### What needs to be done
Each entry below is to be printed verbatim.

### Data to use
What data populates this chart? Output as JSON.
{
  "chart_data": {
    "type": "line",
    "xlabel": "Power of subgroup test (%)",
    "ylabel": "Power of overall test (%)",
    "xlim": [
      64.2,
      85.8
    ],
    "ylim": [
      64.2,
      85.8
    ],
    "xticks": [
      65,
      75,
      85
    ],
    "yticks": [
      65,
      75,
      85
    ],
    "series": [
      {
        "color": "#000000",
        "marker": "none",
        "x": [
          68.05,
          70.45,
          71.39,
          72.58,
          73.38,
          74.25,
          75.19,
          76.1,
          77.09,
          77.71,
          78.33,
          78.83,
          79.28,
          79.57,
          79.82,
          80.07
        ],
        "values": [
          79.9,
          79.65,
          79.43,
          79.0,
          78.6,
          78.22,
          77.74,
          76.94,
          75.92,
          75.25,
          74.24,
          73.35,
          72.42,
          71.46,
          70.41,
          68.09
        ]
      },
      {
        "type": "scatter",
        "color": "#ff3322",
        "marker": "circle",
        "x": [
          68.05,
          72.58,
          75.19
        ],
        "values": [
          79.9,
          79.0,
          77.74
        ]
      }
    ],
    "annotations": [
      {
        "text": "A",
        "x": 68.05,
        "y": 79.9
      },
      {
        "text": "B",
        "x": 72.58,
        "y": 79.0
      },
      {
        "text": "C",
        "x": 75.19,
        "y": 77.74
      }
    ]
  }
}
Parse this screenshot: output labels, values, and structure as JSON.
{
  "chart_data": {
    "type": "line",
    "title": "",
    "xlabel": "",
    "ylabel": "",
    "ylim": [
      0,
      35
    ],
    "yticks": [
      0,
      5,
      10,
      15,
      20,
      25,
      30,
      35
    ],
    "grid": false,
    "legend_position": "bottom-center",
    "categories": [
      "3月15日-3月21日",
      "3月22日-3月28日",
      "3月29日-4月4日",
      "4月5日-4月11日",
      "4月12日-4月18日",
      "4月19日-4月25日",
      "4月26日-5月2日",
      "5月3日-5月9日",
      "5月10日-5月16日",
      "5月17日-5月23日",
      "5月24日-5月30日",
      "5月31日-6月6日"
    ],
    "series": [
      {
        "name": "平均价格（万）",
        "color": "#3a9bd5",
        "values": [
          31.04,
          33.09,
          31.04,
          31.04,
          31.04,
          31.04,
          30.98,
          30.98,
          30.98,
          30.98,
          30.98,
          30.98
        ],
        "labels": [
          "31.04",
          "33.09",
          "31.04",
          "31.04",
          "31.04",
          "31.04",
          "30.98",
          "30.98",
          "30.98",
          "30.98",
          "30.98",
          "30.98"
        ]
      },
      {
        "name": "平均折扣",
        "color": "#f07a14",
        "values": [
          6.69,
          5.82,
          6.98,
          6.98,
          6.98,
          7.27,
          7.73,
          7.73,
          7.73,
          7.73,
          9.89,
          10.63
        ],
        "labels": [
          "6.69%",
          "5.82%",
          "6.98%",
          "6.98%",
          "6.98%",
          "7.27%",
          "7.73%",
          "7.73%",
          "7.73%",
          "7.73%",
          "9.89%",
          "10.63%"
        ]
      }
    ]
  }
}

### Exercise solution
What data populates this chart? Output as JSON.
{
  "chart_data": {
    "type": "line",
    "xlabel": "Power of subgroup test (%)",
    "ylabel": "Power of overall test (%)",
    "xlim": [
      64.2,
      85.8
    ],
    "ylim": [
      64.2,
      85.8
    ],
    "xticks": [
      65,
      75,
      85
    ],
    "yticks": [
      65,
      75,
      85
    ],
    "series": [
      {
        "color": "#000000",
        "marker": "none",
        "x": [
          68.05,
          70.45,
          71.39,
          72.58,
          73.38,
          74.25,
          75.19,
          76.1,
          77.09,
          77.71,
          78.33,
          78.83,
          79.28,
          79.57,
          79.82,
          80.07
        ],
        "values": [
          79.9,
          79.65,
          79.43,
          79.0,
          78.6,
          78.22,
          77.74,
          76.94,
          75.92,
          75.25,
          74.24,
          73.35,
          72.42,
          71.46,
          70.41,
          68.09
        ]
      },
      {
        "type": "scatter",
        "color": "#ff3322",
        "marker": "circle",
        "x": [
          68.05,
          72.58,
          75.19
        ],
        "values": [
          79.9,
          79.0,
          77.74
        ]
      }
    ],
    "annotations": [
      {
        "text": "A",
        "x": 68.05,
        "y": 79.9
      },
      {
        "text": "B",
        "x": 72.58,
        "y": 79.0
      },
      {
        "text": "C",
        "x": 75.19,
        "y": 77.74
      }
    ]
  }
}
Parse this screenshot: output labels, values, and structure as JSON.
{
  "chart_data": {
    "type": "line",
    "title": "",
    "xlabel": "",
    "ylabel": "",
    "ylim": [
      0,
      35
    ],
    "yticks": [
      0,
      5,
      10,
      15,
      20,
      25,
      30,
      35
    ],
    "grid": false,
    "legend_position": "bottom-center",
    "categories": [
      "3月15日-3月21日",
      "3月22日-3月28日",
      "3月29日-4月4日",
      "4月5日-4月11日",
      "4月12日-4月18日",
      "4月19日-4月25日",
      "4月26日-5月2日",
      "5月3日-5月9日",
      "5月10日-5月16日",
      "5月17日-5月23日",
      "5月24日-5月30日",
      "5月31日-6月6日"
    ],
    "series": [
      {
        "name": "平均价格（万）",
        "color": "#3a9bd5",
        "values": [
          31.04,
          33.09,
          31.04,
          31.04,
          31.04,
          31.04,
          30.98,
          30.98,
          30.98,
          30.98,
          30.98,
          30.98
        ],
        "labels": [
          "31.04",
          "33.09",
          "31.04",
          "31.04",
          "31.04",
          "31.04",
          "30.98",
          "30.98",
          "30.98",
          "30.98",
          "30.98",
          "30.98"
        ]
      },
      {
        "name": "平均折扣",
        "color": "#f07a14",
        "values": [
          6.69,
          5.82,
          6.98,
          6.98,
          6.98,
          7.27,
          7.73,
          7.73,
          7.73,
          7.73,
          9.89,
          10.63
        ],
        "labels": [
          "6.69%",
          "5.82%",
          "6.98%",
          "6.98%",
          "6.98%",
          "7.27%",
          "7.73%",
          "7.73%",
          "7.73%",
          "7.73%",
          "9.89%",
          "10.63%"
        ]
      }
    ]
  }
}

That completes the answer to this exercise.